## What is being asked
Your answer is a single number: how many lines hold the word "from"?

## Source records

────────

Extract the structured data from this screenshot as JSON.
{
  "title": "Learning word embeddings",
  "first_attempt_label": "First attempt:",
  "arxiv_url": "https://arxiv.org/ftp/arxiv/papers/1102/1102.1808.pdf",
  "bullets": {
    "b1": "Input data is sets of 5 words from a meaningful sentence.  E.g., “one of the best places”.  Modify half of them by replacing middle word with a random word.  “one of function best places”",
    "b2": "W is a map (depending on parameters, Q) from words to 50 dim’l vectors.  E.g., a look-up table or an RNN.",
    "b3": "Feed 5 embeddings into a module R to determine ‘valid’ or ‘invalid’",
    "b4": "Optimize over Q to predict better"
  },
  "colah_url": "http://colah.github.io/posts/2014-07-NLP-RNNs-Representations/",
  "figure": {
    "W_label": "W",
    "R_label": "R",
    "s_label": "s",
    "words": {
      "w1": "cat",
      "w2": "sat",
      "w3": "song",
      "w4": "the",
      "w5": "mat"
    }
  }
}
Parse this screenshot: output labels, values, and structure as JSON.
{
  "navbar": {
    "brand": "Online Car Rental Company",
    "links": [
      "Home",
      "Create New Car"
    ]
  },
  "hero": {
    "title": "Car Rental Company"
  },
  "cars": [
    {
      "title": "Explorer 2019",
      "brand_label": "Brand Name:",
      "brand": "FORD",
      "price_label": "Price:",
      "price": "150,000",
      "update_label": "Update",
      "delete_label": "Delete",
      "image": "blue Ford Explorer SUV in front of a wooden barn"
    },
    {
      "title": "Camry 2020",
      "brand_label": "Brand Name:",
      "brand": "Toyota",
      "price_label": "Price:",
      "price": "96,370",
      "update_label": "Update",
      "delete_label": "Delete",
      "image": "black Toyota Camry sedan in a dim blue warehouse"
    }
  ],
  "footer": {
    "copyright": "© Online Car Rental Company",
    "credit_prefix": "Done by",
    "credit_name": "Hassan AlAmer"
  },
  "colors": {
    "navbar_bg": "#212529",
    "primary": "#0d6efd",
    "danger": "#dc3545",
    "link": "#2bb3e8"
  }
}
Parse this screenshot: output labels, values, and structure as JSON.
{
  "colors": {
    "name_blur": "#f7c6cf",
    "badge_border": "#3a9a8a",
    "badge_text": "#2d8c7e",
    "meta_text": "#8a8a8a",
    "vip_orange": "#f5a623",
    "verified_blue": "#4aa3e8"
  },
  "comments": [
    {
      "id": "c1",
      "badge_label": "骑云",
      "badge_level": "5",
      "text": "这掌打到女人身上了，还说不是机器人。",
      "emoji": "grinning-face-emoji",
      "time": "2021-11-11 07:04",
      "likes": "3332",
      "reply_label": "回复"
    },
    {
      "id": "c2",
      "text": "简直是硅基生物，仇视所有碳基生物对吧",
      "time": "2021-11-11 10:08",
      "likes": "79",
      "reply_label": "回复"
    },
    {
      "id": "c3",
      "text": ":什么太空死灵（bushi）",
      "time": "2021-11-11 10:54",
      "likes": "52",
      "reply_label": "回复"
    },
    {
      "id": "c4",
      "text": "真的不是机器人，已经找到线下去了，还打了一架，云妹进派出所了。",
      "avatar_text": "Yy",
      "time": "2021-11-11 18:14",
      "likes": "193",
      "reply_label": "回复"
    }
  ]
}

────────

## The solution
3